*DATA SUPPLIED:*
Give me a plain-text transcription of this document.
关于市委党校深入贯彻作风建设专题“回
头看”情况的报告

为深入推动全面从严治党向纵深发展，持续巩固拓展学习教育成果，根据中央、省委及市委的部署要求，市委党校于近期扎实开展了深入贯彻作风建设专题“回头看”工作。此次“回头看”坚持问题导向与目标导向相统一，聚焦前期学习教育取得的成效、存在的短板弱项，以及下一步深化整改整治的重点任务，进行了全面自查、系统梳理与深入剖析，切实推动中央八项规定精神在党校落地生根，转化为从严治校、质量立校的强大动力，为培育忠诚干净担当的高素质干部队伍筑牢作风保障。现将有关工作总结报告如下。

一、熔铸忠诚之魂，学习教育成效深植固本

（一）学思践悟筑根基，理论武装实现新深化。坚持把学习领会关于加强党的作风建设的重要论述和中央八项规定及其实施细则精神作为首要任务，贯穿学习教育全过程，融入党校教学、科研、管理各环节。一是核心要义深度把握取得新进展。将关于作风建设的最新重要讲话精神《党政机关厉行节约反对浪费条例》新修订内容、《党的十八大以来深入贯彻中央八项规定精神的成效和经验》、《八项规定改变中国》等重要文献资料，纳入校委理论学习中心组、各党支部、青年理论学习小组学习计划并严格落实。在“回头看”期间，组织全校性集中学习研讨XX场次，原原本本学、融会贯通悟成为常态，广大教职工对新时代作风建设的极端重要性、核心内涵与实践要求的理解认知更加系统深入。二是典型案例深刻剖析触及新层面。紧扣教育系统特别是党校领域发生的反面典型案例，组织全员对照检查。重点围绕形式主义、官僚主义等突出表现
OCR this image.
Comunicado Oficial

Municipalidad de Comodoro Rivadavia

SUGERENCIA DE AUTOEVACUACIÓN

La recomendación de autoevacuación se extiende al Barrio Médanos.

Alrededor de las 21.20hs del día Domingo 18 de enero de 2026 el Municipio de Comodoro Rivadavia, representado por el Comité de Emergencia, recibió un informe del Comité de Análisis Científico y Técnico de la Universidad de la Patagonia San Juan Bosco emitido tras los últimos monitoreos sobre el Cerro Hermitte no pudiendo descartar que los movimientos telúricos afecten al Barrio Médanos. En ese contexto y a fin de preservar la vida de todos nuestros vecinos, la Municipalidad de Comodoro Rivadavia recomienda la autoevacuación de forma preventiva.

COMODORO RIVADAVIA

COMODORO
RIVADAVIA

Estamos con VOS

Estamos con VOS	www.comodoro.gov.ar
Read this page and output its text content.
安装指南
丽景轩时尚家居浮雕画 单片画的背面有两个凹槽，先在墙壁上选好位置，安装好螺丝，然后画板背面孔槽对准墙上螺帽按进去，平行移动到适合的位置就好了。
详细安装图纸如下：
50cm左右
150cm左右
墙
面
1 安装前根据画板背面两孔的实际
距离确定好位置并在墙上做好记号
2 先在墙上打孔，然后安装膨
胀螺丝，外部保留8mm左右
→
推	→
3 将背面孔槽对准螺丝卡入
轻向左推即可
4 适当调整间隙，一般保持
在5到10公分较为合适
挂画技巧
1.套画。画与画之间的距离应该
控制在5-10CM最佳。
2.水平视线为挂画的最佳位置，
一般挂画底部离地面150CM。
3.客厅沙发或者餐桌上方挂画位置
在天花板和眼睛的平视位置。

*WHAT THE TASK REQUIRES:*
A line counts if it holds the word "Barrio". Work out how many lines in the listing count, and give only that number.

*FINISHED EXERCISE:*
2